Records for this exercise:
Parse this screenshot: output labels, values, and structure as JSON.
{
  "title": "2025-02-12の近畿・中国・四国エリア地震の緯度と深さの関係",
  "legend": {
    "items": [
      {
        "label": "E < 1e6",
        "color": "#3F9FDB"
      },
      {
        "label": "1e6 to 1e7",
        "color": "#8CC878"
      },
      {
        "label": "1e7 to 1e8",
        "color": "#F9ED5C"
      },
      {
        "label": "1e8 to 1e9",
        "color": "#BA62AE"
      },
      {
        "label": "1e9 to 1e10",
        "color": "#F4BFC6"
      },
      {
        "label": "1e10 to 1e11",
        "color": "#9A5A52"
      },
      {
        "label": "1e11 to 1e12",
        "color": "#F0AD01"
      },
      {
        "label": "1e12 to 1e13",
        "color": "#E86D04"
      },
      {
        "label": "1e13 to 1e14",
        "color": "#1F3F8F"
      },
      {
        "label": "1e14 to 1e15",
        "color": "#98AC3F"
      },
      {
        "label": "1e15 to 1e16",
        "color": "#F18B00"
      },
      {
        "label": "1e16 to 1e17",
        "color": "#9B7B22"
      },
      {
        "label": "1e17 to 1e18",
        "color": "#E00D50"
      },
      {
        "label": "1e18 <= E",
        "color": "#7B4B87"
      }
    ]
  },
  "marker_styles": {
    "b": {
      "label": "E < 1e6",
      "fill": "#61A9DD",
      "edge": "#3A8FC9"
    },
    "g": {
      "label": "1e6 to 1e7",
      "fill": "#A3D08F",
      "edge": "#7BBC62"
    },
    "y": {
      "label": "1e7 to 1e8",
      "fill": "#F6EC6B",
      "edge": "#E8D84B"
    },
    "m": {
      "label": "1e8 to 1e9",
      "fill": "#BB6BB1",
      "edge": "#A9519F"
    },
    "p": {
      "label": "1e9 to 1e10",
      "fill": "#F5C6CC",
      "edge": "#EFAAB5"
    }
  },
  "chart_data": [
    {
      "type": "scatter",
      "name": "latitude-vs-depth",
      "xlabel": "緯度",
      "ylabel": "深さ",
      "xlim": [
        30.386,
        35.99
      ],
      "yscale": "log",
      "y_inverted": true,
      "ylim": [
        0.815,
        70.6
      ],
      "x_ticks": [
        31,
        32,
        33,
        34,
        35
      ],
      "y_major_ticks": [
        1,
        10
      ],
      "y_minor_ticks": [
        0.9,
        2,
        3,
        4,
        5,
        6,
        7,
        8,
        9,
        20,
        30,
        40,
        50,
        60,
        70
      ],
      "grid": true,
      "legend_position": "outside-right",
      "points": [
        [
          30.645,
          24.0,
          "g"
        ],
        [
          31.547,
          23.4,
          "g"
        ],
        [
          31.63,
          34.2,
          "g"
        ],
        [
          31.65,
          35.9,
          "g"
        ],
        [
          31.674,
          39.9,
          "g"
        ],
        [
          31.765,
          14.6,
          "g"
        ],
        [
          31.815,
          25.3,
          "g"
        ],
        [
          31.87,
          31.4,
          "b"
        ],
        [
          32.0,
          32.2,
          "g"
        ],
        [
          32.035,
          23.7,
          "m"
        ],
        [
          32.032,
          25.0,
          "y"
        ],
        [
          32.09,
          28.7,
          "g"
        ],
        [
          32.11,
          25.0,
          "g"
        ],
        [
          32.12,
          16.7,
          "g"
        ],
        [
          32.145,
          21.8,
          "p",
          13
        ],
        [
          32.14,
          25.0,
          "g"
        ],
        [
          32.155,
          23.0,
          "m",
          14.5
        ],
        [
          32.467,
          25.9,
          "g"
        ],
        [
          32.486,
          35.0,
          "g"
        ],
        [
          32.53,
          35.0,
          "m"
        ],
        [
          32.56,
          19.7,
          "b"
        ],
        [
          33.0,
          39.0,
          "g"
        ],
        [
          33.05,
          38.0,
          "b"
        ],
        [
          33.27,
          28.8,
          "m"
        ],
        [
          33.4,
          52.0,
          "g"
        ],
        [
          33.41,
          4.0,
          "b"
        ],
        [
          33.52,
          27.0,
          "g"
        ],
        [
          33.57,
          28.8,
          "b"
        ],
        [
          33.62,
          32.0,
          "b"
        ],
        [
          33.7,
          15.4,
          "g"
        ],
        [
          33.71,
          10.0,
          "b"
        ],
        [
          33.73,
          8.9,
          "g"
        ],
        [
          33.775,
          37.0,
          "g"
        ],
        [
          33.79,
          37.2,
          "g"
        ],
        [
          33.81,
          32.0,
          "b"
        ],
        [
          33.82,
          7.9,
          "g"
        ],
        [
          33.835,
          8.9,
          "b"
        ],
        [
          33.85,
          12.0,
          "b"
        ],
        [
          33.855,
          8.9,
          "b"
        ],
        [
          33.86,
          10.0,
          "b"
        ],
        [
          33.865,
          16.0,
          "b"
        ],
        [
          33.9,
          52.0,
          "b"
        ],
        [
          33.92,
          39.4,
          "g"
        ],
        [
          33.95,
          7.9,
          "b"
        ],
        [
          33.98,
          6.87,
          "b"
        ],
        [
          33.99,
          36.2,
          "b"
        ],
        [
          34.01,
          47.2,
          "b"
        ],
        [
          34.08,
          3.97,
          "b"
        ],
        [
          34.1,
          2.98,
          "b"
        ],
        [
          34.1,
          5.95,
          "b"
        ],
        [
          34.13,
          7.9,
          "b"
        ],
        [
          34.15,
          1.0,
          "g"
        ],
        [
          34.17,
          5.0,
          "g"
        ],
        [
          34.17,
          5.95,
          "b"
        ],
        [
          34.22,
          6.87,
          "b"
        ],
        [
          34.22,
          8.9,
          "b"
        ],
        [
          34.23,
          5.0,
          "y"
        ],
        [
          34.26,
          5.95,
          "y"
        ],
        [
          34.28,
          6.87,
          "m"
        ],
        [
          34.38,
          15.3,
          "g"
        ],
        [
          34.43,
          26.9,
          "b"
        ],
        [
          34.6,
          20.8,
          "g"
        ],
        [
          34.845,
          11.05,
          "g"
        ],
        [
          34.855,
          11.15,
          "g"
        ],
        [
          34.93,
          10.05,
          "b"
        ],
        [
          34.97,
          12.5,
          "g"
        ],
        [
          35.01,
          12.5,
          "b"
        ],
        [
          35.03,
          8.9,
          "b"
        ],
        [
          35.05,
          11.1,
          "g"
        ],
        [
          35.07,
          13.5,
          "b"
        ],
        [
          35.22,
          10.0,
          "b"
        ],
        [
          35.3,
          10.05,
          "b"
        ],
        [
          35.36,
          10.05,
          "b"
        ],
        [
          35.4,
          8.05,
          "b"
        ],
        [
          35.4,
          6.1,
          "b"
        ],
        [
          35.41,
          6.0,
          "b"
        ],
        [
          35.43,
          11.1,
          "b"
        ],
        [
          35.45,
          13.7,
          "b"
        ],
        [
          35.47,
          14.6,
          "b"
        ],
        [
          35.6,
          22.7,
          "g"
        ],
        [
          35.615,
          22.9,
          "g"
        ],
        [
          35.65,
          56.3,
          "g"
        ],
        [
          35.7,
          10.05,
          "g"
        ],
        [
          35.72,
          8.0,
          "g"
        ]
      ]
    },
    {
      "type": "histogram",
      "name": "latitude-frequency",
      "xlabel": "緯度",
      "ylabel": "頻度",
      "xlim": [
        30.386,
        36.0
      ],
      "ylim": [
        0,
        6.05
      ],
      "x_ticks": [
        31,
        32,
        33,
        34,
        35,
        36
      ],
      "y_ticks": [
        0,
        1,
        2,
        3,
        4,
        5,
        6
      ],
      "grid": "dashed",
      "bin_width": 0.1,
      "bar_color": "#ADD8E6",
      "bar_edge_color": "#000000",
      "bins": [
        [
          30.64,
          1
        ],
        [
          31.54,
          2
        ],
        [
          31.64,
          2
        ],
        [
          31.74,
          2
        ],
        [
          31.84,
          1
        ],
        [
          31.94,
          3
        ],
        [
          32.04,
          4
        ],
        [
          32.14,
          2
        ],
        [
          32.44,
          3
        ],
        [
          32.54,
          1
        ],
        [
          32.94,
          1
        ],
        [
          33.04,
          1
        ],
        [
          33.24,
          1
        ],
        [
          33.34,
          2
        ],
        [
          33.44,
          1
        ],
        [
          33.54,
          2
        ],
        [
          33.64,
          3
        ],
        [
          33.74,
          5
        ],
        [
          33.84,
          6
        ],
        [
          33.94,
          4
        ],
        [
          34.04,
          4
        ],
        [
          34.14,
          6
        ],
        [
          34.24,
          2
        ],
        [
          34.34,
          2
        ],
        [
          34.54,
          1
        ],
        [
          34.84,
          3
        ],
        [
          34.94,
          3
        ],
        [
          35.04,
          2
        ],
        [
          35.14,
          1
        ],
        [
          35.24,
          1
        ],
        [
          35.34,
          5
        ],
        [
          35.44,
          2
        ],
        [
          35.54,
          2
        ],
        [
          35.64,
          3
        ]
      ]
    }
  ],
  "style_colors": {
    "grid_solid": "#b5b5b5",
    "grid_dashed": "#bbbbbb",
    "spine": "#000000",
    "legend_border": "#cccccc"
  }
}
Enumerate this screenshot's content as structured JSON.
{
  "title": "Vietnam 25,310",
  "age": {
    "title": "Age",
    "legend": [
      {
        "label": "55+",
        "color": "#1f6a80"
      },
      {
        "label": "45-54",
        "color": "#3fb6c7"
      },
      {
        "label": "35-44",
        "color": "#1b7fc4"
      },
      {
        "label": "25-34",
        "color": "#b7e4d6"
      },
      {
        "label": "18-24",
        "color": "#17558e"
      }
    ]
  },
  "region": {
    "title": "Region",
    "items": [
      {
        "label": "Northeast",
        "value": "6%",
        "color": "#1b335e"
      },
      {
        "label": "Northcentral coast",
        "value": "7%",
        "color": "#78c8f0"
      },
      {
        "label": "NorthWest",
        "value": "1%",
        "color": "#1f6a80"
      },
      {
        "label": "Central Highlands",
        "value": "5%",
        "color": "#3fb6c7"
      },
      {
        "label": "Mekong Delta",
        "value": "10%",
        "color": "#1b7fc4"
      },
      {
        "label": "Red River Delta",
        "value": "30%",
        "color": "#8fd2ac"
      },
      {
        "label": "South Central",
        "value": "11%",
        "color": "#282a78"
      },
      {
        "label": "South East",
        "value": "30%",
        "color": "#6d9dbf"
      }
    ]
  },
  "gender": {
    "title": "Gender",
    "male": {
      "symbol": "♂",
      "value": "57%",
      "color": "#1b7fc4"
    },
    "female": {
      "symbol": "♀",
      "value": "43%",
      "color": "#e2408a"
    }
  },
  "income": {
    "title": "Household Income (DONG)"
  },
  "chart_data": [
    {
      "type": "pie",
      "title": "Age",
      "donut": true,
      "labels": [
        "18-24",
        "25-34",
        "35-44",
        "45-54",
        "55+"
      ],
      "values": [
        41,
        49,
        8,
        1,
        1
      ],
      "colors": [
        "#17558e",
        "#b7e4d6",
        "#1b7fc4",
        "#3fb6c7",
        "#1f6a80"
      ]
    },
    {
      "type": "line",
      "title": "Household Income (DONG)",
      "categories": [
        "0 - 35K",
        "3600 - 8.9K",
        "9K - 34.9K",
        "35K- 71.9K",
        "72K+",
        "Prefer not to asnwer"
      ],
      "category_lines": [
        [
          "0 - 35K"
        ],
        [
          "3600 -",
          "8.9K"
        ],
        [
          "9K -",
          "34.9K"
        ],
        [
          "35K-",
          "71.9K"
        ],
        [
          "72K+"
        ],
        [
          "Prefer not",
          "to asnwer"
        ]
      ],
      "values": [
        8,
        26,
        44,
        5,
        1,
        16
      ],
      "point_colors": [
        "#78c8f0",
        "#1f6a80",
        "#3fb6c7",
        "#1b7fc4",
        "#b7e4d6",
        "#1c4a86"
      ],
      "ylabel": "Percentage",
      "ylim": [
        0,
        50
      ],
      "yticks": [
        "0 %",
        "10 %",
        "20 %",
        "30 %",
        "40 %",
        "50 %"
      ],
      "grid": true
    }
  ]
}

Prompt: In the records above, how many lines hold the string "screenshot"? Reply with only the number.

Finished exercise: 2